=== Exercise requirements ===
According to the article on Priscilla as the author of Hebrews, which endnote from the third edition of Beyond Sex Roles is reproduced there?
-- BEGIN Provided text --
“Beyond Sex Roles”: Priscilla As The Author Of Hebrews -- By: Gilbert Bilezikian
PP 31:4 (Autumn 2017) p. 37
“Beyond Sex Roles”: Priscilla As The Author Of Hebrews
Gilbert Bilezikian was born in the Armenian community of France between the World Wars. He studied at the University of Paris, Gordon-Conwell Theological Seminary, Boston University, and the University of Sorbonne in Paris. He is now Professor of New Testament Emeritus at Wheaton College, Wheaton, Illinois. He was active in the founding of Willow Creek Community Church in South Barrington, Illinois, and has been an influential friend of CBE International since its earliest days.
Editor’s Note: Gilbert Bilezikian published the especially influential book, Beyond Sex Roles: What the Bible Says about a Woman’s Place in Church and Family, in 1985—shortly before the founding of CBE International. Second and third editions appeared in 1989 and 2006. All three were published by Baker Academic, a division of Baker Publishing Group. The third edition included an extended endnote (note 55, pp. 248-50), which we reproduce here with kind permission from both the author and the publisher.
Luther’s suggestion that Apollos is the author of the Epistle to the Hebrews has much to commend it. Should this be the case, we would be indebted to Priscilla for many of the insights contained in that great document.
-- END Provided text --
-- BEGIN Dataset excerpts --
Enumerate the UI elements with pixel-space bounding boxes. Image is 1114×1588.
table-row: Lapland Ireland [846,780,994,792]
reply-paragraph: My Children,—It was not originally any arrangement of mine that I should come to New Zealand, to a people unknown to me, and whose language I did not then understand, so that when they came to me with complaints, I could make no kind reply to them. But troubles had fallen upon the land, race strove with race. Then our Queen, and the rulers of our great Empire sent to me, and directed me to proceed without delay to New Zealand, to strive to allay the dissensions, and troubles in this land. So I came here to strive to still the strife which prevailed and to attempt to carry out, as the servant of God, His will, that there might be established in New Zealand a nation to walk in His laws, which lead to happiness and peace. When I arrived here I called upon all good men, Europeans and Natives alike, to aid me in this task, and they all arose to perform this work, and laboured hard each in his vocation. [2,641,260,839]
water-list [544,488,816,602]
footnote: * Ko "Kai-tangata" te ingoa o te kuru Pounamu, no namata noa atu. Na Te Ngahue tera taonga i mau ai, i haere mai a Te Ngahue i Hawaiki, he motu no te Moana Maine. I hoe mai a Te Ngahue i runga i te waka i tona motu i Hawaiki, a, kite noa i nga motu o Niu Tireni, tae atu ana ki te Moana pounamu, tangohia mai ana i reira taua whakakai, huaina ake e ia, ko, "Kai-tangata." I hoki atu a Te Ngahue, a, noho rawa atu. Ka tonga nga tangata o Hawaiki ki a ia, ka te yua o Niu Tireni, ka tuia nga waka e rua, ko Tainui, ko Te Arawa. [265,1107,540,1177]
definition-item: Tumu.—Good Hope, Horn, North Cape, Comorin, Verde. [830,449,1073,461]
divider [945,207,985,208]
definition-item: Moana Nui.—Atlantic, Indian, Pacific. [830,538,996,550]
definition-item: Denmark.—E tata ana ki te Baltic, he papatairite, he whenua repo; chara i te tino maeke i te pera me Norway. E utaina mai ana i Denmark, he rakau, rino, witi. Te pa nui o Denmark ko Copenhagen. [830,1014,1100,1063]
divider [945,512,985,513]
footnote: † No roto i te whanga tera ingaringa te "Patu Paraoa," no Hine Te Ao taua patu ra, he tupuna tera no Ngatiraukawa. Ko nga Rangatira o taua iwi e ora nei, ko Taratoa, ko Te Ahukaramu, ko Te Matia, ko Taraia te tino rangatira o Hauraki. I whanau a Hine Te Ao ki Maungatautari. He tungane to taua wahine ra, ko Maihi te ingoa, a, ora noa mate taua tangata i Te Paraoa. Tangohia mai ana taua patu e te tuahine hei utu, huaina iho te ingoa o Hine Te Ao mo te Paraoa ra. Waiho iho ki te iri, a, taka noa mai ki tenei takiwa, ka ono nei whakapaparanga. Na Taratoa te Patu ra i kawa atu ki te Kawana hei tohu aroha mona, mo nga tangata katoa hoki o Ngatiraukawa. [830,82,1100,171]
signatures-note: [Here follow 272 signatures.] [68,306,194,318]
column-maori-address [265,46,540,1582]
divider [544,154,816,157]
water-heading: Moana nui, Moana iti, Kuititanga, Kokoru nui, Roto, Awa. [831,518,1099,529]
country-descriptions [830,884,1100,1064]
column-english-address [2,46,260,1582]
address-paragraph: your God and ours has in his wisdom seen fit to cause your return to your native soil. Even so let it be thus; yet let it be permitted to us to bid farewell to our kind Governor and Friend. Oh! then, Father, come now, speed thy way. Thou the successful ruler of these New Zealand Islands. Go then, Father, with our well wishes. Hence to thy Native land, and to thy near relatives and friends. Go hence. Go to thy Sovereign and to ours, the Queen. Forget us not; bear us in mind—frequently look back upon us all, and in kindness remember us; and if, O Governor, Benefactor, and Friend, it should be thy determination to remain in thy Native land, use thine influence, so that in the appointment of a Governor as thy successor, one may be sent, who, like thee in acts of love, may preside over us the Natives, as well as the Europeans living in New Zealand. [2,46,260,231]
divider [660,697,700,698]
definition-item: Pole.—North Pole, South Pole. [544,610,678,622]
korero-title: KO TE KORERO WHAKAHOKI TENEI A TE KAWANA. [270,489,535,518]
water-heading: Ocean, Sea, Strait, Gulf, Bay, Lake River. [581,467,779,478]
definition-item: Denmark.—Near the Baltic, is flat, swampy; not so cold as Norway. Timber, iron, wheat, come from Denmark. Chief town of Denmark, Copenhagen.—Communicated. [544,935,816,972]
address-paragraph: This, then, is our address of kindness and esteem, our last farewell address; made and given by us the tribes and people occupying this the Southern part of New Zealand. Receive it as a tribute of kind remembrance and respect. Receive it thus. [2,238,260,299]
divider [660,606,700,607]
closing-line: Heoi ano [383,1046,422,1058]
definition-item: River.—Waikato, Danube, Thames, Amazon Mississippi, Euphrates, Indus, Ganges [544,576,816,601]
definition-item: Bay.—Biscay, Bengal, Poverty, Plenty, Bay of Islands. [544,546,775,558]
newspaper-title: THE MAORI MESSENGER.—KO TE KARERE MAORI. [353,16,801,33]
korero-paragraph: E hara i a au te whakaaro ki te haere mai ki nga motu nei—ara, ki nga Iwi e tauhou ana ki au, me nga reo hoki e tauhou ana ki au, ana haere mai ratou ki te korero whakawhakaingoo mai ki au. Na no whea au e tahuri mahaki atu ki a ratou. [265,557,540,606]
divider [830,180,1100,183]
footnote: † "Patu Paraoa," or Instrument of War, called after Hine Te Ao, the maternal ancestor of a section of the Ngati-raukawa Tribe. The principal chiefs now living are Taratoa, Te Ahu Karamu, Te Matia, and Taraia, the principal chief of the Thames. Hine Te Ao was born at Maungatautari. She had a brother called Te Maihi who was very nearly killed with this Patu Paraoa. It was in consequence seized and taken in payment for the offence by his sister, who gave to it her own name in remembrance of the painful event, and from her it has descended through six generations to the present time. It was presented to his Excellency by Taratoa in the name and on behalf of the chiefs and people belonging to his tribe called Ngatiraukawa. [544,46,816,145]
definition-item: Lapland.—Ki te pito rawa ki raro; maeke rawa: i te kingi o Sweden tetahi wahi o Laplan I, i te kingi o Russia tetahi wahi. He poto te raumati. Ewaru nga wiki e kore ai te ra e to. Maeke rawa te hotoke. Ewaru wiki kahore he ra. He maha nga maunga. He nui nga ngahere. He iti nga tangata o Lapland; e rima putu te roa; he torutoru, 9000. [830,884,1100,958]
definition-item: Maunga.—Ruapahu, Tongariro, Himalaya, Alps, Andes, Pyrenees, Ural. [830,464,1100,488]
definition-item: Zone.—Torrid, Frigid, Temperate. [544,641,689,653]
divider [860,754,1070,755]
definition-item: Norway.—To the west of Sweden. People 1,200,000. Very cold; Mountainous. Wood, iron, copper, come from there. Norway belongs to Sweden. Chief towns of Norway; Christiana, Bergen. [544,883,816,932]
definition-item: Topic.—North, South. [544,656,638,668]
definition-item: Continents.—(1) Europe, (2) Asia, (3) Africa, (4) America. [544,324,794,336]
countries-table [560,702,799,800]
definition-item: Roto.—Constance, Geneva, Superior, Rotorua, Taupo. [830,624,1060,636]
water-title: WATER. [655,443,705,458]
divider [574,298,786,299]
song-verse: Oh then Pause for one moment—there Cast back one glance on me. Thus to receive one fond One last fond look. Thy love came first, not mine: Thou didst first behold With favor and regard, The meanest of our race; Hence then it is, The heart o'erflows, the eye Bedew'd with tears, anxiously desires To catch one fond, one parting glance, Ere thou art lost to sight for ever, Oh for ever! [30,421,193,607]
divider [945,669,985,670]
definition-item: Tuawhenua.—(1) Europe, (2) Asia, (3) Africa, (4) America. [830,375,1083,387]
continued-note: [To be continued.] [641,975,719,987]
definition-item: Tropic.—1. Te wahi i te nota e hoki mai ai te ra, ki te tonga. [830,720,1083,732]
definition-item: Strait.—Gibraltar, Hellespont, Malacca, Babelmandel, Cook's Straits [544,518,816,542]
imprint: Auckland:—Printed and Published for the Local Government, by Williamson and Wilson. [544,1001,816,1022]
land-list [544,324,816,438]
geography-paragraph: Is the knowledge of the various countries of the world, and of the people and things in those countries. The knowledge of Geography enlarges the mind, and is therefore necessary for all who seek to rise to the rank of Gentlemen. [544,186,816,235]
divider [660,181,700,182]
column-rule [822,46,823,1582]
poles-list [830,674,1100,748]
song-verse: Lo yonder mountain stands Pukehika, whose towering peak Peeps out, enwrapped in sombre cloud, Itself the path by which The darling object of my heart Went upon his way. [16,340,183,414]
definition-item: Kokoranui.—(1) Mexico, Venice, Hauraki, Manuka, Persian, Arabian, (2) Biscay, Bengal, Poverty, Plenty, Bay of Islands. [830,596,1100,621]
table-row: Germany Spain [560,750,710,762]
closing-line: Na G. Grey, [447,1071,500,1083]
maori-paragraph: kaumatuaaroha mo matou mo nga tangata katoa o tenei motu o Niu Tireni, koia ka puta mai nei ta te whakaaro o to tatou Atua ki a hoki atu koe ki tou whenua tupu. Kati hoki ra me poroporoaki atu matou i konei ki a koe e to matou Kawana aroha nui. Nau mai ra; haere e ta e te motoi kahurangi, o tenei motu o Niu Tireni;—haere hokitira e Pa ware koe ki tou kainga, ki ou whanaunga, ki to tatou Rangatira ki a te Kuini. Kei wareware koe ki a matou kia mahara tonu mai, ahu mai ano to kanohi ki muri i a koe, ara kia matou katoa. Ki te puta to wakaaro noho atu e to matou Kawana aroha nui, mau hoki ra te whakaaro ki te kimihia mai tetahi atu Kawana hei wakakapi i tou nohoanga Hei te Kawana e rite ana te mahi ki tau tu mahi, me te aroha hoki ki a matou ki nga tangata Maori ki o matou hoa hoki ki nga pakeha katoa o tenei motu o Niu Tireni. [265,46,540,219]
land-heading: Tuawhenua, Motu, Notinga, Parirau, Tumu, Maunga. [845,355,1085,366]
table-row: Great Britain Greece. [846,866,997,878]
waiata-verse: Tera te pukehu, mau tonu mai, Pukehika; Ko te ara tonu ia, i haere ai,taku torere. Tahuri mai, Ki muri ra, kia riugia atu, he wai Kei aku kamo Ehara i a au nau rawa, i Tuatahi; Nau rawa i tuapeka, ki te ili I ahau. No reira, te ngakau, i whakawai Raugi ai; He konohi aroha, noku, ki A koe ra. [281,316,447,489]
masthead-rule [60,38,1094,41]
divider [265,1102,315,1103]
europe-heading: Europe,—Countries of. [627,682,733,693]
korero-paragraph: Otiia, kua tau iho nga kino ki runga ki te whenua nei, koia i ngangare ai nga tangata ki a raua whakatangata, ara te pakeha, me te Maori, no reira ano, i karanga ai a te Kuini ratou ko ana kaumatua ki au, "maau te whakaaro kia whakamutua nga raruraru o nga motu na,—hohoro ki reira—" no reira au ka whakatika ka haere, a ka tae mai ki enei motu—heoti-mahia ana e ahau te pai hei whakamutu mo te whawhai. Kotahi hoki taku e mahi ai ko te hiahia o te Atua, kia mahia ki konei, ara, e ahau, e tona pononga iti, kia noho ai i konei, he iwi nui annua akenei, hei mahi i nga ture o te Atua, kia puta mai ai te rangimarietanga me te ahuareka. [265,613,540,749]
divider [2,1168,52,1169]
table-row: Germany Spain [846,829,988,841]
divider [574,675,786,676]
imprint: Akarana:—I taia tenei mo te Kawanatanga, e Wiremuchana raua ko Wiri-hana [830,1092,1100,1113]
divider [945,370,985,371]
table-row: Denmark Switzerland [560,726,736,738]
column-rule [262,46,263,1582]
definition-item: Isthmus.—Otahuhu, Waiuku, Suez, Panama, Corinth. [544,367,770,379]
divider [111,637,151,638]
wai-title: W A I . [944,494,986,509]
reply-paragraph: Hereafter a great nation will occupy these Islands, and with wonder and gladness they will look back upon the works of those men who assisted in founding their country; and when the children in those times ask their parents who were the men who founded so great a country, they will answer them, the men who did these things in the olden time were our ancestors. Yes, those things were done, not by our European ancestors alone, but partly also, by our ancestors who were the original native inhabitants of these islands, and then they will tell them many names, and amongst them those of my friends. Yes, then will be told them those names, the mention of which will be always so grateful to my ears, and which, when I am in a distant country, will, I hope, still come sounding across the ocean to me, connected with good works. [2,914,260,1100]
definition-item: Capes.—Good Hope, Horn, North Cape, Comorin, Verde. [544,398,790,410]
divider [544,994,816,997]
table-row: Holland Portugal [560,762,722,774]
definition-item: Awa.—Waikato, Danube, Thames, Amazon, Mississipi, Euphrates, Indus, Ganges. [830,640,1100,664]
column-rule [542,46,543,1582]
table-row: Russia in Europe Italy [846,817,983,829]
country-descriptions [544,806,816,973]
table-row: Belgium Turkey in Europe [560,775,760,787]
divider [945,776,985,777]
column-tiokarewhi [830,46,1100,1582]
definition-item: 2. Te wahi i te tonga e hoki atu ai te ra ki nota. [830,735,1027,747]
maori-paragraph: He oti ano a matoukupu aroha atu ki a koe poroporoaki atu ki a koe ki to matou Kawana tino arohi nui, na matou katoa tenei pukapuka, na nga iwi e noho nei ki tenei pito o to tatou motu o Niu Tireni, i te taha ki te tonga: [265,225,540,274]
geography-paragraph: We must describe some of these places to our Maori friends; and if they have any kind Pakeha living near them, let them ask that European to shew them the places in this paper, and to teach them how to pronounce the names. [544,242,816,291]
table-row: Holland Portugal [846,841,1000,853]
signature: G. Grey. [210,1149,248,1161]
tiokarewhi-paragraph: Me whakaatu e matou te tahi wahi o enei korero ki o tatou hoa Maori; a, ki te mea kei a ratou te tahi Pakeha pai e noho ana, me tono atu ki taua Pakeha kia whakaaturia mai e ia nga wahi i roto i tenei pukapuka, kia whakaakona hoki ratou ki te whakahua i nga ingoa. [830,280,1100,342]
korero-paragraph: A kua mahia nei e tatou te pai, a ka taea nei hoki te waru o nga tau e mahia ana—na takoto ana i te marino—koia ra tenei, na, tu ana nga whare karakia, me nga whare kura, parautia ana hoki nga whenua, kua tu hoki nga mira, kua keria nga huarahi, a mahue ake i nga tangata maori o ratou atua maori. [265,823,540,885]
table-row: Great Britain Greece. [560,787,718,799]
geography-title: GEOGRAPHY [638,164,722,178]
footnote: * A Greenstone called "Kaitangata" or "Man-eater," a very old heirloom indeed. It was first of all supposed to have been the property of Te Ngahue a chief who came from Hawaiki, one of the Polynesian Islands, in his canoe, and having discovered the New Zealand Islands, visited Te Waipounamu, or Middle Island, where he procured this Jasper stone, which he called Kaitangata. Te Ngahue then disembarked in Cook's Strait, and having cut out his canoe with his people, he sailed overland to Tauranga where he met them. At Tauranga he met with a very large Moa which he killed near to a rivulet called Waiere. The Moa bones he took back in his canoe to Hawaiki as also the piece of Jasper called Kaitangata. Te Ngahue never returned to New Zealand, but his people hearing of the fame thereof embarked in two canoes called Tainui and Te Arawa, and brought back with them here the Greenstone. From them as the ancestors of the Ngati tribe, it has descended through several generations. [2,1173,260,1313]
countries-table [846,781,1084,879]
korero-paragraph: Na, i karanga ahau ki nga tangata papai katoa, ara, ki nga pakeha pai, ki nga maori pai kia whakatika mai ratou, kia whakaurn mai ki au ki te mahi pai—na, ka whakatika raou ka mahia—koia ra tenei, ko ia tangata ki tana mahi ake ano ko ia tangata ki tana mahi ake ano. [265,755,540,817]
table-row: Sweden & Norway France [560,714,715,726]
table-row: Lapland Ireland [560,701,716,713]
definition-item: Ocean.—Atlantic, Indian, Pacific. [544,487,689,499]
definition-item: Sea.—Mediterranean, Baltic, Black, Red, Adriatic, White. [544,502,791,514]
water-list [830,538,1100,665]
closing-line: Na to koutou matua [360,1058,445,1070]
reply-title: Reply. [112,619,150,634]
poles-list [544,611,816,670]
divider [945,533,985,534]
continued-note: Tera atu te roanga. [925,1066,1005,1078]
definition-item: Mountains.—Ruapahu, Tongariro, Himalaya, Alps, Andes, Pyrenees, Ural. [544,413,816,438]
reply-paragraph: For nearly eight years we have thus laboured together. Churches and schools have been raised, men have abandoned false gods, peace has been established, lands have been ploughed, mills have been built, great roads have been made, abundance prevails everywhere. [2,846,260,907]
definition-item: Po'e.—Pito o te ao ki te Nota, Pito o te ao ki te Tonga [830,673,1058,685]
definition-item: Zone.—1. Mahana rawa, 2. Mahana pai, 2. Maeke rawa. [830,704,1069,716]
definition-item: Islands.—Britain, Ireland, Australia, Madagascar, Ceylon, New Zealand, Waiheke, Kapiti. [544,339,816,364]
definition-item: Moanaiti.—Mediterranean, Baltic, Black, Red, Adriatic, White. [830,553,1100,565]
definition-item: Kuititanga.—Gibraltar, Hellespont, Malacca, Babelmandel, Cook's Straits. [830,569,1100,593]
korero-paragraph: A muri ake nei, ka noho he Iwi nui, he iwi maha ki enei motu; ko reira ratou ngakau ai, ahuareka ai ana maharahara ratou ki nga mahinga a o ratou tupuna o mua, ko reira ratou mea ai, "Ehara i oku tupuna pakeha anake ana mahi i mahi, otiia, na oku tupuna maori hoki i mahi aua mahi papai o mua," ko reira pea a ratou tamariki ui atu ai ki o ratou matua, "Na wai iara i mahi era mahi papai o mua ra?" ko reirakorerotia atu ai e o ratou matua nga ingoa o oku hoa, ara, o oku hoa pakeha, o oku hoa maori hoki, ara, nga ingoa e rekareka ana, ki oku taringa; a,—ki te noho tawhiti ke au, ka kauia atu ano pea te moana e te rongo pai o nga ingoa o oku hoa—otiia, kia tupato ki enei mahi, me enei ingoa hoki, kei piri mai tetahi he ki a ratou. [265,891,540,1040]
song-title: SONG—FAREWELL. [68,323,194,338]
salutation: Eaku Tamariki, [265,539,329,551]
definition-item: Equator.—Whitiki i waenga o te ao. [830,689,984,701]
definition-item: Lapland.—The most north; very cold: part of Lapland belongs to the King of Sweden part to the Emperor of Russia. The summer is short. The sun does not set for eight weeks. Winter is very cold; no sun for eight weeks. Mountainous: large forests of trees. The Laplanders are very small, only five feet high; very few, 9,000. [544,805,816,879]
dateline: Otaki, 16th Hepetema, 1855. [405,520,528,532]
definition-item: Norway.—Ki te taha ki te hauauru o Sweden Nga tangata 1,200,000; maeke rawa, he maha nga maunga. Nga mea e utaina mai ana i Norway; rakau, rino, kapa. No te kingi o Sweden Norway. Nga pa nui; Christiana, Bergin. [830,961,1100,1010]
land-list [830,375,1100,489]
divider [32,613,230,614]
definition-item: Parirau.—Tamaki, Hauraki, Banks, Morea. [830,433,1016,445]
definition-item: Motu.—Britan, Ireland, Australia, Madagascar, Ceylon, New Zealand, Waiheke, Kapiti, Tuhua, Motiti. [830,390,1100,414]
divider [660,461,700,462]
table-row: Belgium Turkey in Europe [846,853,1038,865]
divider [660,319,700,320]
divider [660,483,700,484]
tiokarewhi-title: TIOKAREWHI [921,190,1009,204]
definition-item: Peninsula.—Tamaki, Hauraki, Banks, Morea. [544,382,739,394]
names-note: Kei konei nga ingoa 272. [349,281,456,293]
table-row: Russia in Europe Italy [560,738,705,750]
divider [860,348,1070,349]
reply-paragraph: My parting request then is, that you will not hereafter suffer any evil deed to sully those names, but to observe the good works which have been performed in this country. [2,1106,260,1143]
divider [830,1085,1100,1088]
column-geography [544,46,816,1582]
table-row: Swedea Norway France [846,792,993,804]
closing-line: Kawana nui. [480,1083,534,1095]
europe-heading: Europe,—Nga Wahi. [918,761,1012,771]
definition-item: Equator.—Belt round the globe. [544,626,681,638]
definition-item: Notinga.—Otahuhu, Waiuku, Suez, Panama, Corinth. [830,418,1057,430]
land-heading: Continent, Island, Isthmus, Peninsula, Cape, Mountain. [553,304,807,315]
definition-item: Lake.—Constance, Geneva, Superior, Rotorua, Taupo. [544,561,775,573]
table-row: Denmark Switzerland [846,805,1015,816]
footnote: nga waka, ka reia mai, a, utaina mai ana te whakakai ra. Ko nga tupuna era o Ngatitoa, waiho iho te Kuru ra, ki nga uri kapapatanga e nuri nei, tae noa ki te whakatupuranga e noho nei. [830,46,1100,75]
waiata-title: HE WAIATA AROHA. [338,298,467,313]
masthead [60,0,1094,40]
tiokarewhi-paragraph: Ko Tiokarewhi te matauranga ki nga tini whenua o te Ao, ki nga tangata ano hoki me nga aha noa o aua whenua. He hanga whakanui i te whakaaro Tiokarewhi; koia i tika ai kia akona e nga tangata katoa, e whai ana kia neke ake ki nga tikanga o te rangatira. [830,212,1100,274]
-- END Dataset excerpts --
=== Finished exercise ===
Note 55, on pages 248-50.